Copy out every line in which the string "page" occurs.

Extracted data entries
#####

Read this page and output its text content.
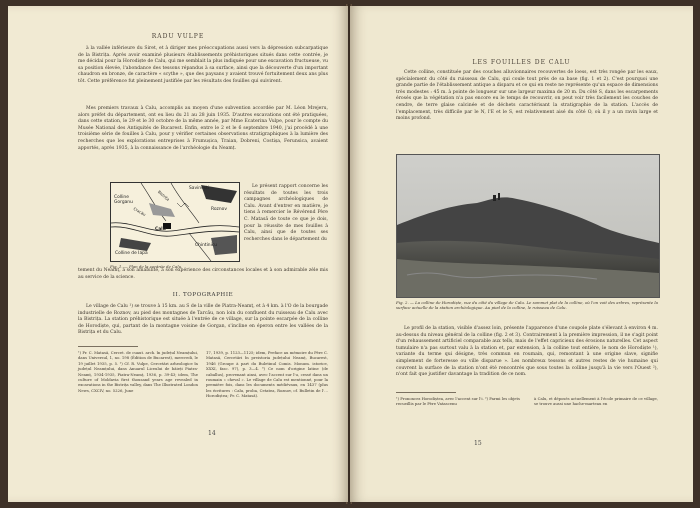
RADU VULPE

à la vallée inférieure du Siret, et à diriger mes préoccupations aussi vers la dépression subcarpatique de la Bistrița. Après avoir examiné plusieurs établissements préhistoriques situés dans cette contrée, je me décidai pour la Horodiște de Calu, qui me semblait la plus indiquée pour une excavation fructueuse, vu sa position élevée, l'abondance des tessons répandus à sa surface, ainsi que la découverte d'un important chaudron en bronze, de caractère « scythe », que des paysans y avaient trouvé fortuitement deux ans plus tôt. Cette préférence fut pleinement justifiée par les résultats des fouilles qui suivirent.

Mes premiers travaux à Calu, accomplis au moyen d'une subvention accordée par M. Léon Mrejeru, alors préfet du département, ont eu lieu du 21 au 28 juin 1935. D'autres excavations ont été pratiquées, dans cette station, le 29 et le 30 octobre de la même année, par Mme Ecaterina Vulpe, pour le compte du Musée National des Antiquités de Bucarest. Enfin, entre le 2 et le 6 septembre 1940, j'ai procédé à une troisième série de fouilles à Calu, pour y vérifier certaines observations stratigraphiques à la lumière des recherches que les explorations entreprises à Frumușica, Traian, Dobreni, Costișa, Ferunsica, avaient apportés, après 1935, à la connaissance de l'archéologie du Neamț.

Savinești
Colline Gorganu
Bistrița
Cracău
Calu
Roznov
Colline de Iapa
Chintinicu

Le présent rapport concerne les résultats de toutes les trois campagnes archéologiques de Calu. Avant d'entrer en matière, je tiens à remercier le Révérend Père C. Matasă de toute ce que je dois, pour la réussite de mes fouilles à Calu, ainsi que de toutes ses recherches dans le département du

Fig. 1. — Plan de la contrée de Calu.

tement du Neamț, à son amabilité, à son expérience des circonstances locales et à son admirable zèle mis au service de la science.

II. TOPOGRAPHIE

Le village de Calu ¹) se trouve à 15 km. au S de la ville de Piatra-Neamț, et à 4 km. à l'O de la bourgade industrielle de Roznov, au pied des montagnes de Tarcău, non loin du confluent du ruisseau de Calu avec la Bistrița. La station préhistorique est située à l'entrée de ce village, sur la pointe escarpée de la colline de Horodiște, qui, partant de la montagne voisine de Gorgan, s'incline en éperon entre les vallées de la Bistrița et du Calu.

¹) Pr. C. Matasă, Cercet. de cuaut. arch. în județul Neamțului, dans Universul, 1, no. 198 (Édition de Bucarest), mercredi, le 19 juillet 1935, p. 5. ²) Cf. R. Vulpe, Cercetări arheologice în județul Neamțului, dans Anuarul Liceului de băieți Piatra-Neamț, 1934-1935, Piatra-Neamț, 1936, p. 39-43; idem, The culture of Moldavia first thousand years age revealed in excavations in the Bistrița valley, dans The Illustrated London News, CXCIV, no. 5226, June

17, 1939, p. 1123—1125; idem, Preface au mémoire du Père C. Matasă, Cercetări în preistoria județului Neamț, Bucarest, 1946 (Groupe à part du Buletinul Comis. Monum. istorice, XXXI, fasc. 97), p. 3—4. ³) Ce nom d'origine latine (de caballus), provenant ainsi, avec l'accent sur l'u, cessé dans un roumain « cheval ». Le village de Calu est mentionné, pour la première fois, dans les documents médiévaux, en 1437 (plus les écritures : Calu, proba, Cetatea, Roznov, cf. Bulletin de l'… Horodiștea; Pr. C. Matasă).

14
LES FOUILLES DE CALU

Cette colline, constituée par des couches alluvionnaires recouvertes de loess, est très rongée par les eaux, spécialement du côté du ruisseau de Calu, qui coule tout près de sa base (fig. 1 et 2). C'est pourquoi une grande partie de l'établissement antique a disparu et ce qui en reste ne représente qu'un espace de dimensions très modestes : 45 m. à pointe de longueur sur une largeur maxima de 20 m. Du côté S, dans les escarpements érosés que la végétation n'a pas encore eu le temps de recouvrir, on peut voir très facilement les couches de cendre, de terre glaise calcinée et de déchets caractérisant la stratigraphie de la station. L'accès de l'emplacement, très difficile par le N, l'E et le S, est relativement aisé du côté O, où il y a un ravin large et moins profond.

Fig. 2. — La colline de Horodiște, vue du côté du village de Calu. Le sommet plat de la colline, où l'on voit des arbres, représente la surface actuelle de la station archéologique. Au pied de la colline, le ruisseau de Calu.

Le profil de la station, visible d'assez loin, présente l'apparence d'une coupole plate s'élevant à environ 4 m. au-dessus du niveau général de la colline (fig. 2 et 3). Contrairement à la première impression, il ne s'agit point d'un rehaussement artificiel comparable aux tells, mais de l'effet capricieux des érosions naturelles. Cet aspect tumulaire n'a pas surtout valu à la station et, par extension, à la colline tout entière, le nom de Horodiște ¹), variante du terme qui désigne, très commun en roumain, qui, remontant à une origine slave, signifie simplement de forteresse ou ville disparue ». Les nombreux tessons et autres restes de vie humaine qui couvrent la surface de la station n'ont été rencontrés que sous toutes la colline jusqu'à la vie vers l'Ouest ²), n'ont fait que justifier davantage la tradition de ce nom.

¹) Prononcez Horodiștea, avec l'accent sur l'i. ²) Parmi les objets recueillis par le Père Vatascenu

à Calu, et déposés actuellement à l'école primaire de ce village, se trouve aussi une hache-marteau en

15
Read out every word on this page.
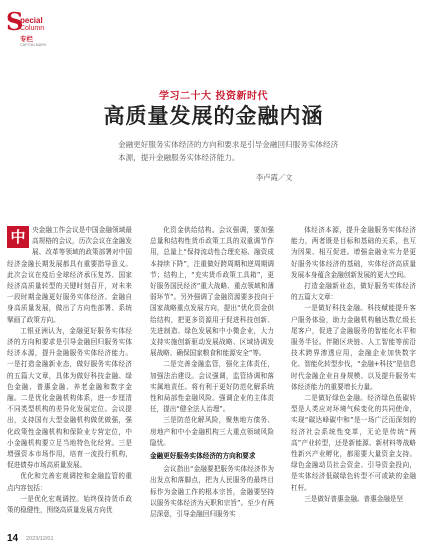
S
pecial
Column
专栏
CAPITALMARK
学习二十大 投资新时代
高质量发展的金融内涵
金融更好服务实体经济的方向和要求是引导金融回归服务实体经济本源，提升金融服务实体经济能力。
李卢霞／文

中 央金融工作会议是中国金融领域最高规格的会议，历次会议在金融发展、改革等领域的政策部署对中国经济金融长期发展都具有重要指导意义。此次会议在疫后全球经济承压复苏、国家经济高质量转型的关键时刻召开，对未来一段时期金融更好服务实体经济、金融自身高质量发展，做出了方向性部署、系统擘画了政策方向。

工银亚洲认为，金融更好服务实体经济的方向和要求是引导金融回归服务实体经济本源，提升金融服务实体经济能力。一是打造金融新业态，做好服务实体经济的五篇大文章，具体为做好科技金融、绿色金融、普惠金融、养老金融和数字金融。二是优化金融机构体系，进一步厘清不同类型机构的差异化发展定位。会议提出，支持国有大型金融机构做优做强，强化政策性金融机构和保险业专营定位，中小金融机构要立足当地特色化经营。三是增强资本市场作用，培育一流投行机构，促进债券市场高质量发展。

优化和完善宏观调控和金融监管的重点内容包括：

一是优化宏观调控。始终保持货币政策的稳健性，围绕高质量发展方向优

化资金供给结构。会议强调，要加强总量和结构性货币政策工具的双重调节作用，总量上“保持流动性合理充裕、融资成本持续下降”，注重做好跨周期和逆周期调节；结构上，“充实货币政策工具箱”，更好服务国民经济“重大战略、重点领域和薄弱环节”。另外强调了金融资源要多投向于国家战略重点发展方向，提出“优化资金供给结构，把更多资源用于促进科技创新、先进制造、绿色发展和中小微企业，大力支持实施创新驱动发展战略、区域协调发展战略、确保国家粮食和能源安全”等。

二是完善金融监管，强化主体责任，加强法治建设。会议强调，监管协调和落实属地责任。将有利于更好防范化解系统性和局部性金融风险。强调企业的主体责任，提出“健全法人治理”。

三是防范化解风险，聚焦地方债务、房地产和中小金融机构三大重点领域风险隐忧。

金融更好服务实体经济的方向和要求

会议指出“金融要把服务实体经济作为出发点和落脚点，把为人民服务的最终目标作为金融工作的根本宗旨，金融要坚持以服务实体经济为天职和宗旨”。至少有两层深意，引导金融回归服务实

体经济本源，提升金融服务实体经济能力，两者既是目标和基础的关系，也互为因果、相互促进。增强金融业实力是更好服务实体经济的基础，实体经济高质量发展本身蕴含金融创新发展的更大空间。

打造金融新业态，做好服务实体经济的五篇大文章：

一是做好科技金融。科技赋能提升客户服务体验，助力金融机构触达数亿级长尾客户，促进了金融服务的智能化水平和服务半径。伴随区块链、人工智能等前沿技术跨界渗透应用，金融企业加快数字化、智能化转型步伐，“金融+科技”是信息时代金融企业自身规模、以及提升服务实体经济能力的重要增长力量。

二是做好绿色金融。经济绿色低碳转型是人类应对环境气候变化的共同使命，实现“碳达峰碳中和”是一场广泛而深刻的经济社会系统性变革，无论是传统“两高”产业转型，还是新能源、新材料等战略性新兴产业孵化，都需要大量资金支持。绿色金融动员社会资金、引导资金投向，是实体经济低碳绿色转型不可或缺的金融杠杆。

三是做好普惠金融。普惠金融是坚

14 2023/12/01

#####

In response:
Read this page and output its text content.
Read out every word on this page.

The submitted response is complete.